**Stated problem:** Rewrite the rows below, replacing "Middle" with "Mid" everywhere and leaving everything else unchanged. Omit the pictures.

**Extracted data:**
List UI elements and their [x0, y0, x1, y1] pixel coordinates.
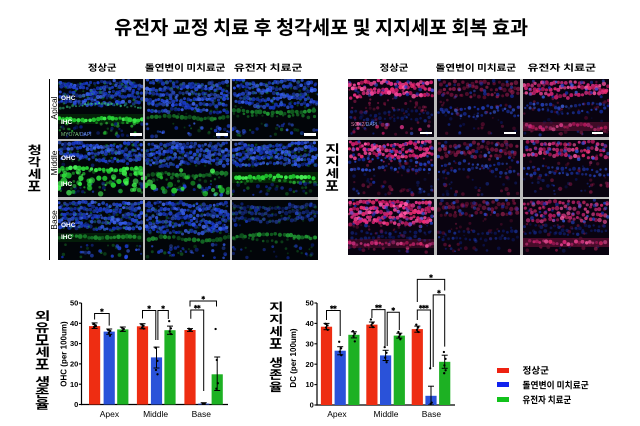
svg-text:20: 20 [305, 360, 313, 369]
svg-text:40: 40 [305, 319, 313, 328]
svg-text:30: 30 [70, 339, 78, 348]
svg-text:Base: Base [192, 409, 212, 419]
svg-text:40: 40 [70, 319, 78, 328]
svg-text:20: 20 [70, 360, 78, 369]
svg-text:0: 0 [310, 401, 314, 410]
svg-text:50: 50 [70, 299, 78, 308]
svg-text:DC (per 100um): DC (per 100um) [289, 328, 298, 387]
svg-text:Base: Base [422, 409, 442, 419]
svg-text:Apex: Apex [327, 409, 347, 419]
svg-text:30: 30 [305, 339, 313, 348]
svg-text:Apex: Apex [100, 409, 120, 419]
svg-text:0: 0 [74, 400, 78, 409]
svg-text:Middle: Middle [143, 409, 168, 419]
svg-text:10: 10 [305, 380, 313, 389]
svg-text:10: 10 [70, 380, 78, 389]
svg-text:Middle: Middle [373, 409, 398, 419]
svg-text:50: 50 [305, 299, 313, 308]
svg-text:OHC (per 100um): OHC (per 100um) [60, 321, 69, 387]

**Output for this exercise:**
List UI elements and their [x0, y0, x1, y1] pixel coordinates.
svg-text:20: 20 [305, 360, 313, 369]
svg-text:40: 40 [305, 319, 313, 328]
svg-text:30: 30 [70, 339, 78, 348]
svg-text:Base: Base [192, 409, 212, 419]
svg-text:40: 40 [70, 319, 78, 328]
svg-text:20: 20 [70, 360, 78, 369]
svg-text:0: 0 [310, 401, 314, 410]
svg-text:50: 50 [70, 299, 78, 308]
svg-text:DC (per 100um): DC (per 100um) [289, 328, 298, 387]
svg-text:Base: Base [422, 409, 442, 419]
svg-text:Apex: Apex [327, 409, 347, 419]
svg-text:30: 30 [305, 339, 313, 348]
svg-text:Apex: Apex [100, 409, 120, 419]
svg-text:0: 0 [74, 400, 78, 409]
svg-text:Mid: Mid [143, 409, 168, 419]
svg-text:10: 10 [305, 380, 313, 389]
svg-text:10: 10 [70, 380, 78, 389]
svg-text:Mid: Mid [373, 409, 398, 419]
svg-text:50: 50 [305, 299, 313, 308]
svg-text:OHC (per 100um): OHC (per 100um) [60, 321, 69, 387]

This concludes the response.